## Request
Provide the data again in its entirety, exactly as given.
-- begin --
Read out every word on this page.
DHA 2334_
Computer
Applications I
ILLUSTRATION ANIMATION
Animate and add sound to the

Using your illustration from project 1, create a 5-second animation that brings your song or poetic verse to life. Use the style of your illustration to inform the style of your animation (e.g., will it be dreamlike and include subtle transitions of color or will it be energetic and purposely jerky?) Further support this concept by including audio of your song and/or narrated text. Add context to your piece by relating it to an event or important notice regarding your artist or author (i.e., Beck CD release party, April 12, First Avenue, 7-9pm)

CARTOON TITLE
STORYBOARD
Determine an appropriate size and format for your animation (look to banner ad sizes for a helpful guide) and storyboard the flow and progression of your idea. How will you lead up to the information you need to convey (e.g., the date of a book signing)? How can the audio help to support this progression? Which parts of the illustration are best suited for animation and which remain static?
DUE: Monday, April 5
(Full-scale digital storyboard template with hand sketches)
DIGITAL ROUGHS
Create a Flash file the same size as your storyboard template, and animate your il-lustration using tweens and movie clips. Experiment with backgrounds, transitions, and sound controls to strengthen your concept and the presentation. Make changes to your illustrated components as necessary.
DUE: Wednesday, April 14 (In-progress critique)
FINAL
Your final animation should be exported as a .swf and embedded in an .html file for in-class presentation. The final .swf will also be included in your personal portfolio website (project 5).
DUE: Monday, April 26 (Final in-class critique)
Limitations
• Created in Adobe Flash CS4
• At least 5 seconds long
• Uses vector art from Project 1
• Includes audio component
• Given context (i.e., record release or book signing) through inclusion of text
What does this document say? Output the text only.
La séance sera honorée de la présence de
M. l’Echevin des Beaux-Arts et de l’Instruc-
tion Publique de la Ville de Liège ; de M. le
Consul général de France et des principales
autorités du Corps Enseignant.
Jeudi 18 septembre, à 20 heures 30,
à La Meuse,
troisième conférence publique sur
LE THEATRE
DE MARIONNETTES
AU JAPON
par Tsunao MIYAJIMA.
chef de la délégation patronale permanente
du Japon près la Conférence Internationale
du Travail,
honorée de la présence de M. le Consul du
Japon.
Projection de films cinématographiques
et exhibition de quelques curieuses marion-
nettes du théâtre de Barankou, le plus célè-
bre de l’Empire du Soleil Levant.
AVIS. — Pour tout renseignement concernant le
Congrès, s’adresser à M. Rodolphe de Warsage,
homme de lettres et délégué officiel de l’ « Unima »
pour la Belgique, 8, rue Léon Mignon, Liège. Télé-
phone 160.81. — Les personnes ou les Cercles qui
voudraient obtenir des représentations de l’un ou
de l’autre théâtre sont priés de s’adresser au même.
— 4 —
-- end --
## Output for this exercise
Read out every word on this page.
DHA 2334_
Computer
Applications I
ILLUSTRATION ANIMATION
Animate and add sound to the

Using your illustration from project 1, create a 5-second animation that brings your song or poetic verse to life. Use the style of your illustration to inform the style of your animation (e.g., will it be dreamlike and include subtle transitions of color or will it be energetic and purposely jerky?) Further support this concept by including audio of your song and/or narrated text. Add context to your piece by relating it to an event or important notice regarding your artist or author (i.e., Beck CD release party, April 12, First Avenue, 7-9pm)

CARTOON TITLE
STORYBOARD
Determine an appropriate size and format for your animation (look to banner ad sizes for a helpful guide) and storyboard the flow and progression of your idea. How will you lead up to the information you need to convey (e.g., the date of a book signing)? How can the audio help to support this progression? Which parts of the illustration are best suited for animation and which remain static?
DUE: Monday, April 5
(Full-scale digital storyboard template with hand sketches)
DIGITAL ROUGHS
Create a Flash file the same size as your storyboard template, and animate your il-lustration using tweens and movie clips. Experiment with backgrounds, transitions, and sound controls to strengthen your concept and the presentation. Make changes to your illustrated components as necessary.
DUE: Wednesday, April 14 (In-progress critique)
FINAL
Your final animation should be exported as a .swf and embedded in an .html file for in-class presentation. The final .swf will also be included in your personal portfolio website (project 5).
DUE: Monday, April 26 (Final in-class critique)
Limitations
• Created in Adobe Flash CS4
• At least 5 seconds long
• Uses vector art from Project 1
• Includes audio component
• Given context (i.e., record release or book signing) through inclusion of text
What does this document say? Output the text only.
La séance sera honorée de la présence de
M. l’Echevin des Beaux-Arts et de l’Instruc-
tion Publique de la Ville de Liège ; de M. le
Consul général de France et des principales
autorités du Corps Enseignant.
Jeudi 18 septembre, à 20 heures 30,
à La Meuse,
troisième conférence publique sur
LE THEATRE
DE MARIONNETTES
AU JAPON
par Tsunao MIYAJIMA.
chef de la délégation patronale permanente
du Japon près la Conférence Internationale
du Travail,
honorée de la présence de M. le Consul du
Japon.
Projection de films cinématographiques
et exhibition de quelques curieuses marion-
nettes du théâtre de Barankou, le plus célè-
bre de l’Empire du Soleil Levant.
AVIS. — Pour tout renseignement concernant le
Congrès, s’adresser à M. Rodolphe de Warsage,
homme de lettres et délégué officiel de l’ « Unima »
pour la Belgique, 8, rue Léon Mignon, Liège. Télé-
phone 160.81. — Les personnes ou les Cercles qui
voudraient obtenir des représentations de l’un ou
de l’autre théâtre sont priés de s’adresser au même.
— 4 —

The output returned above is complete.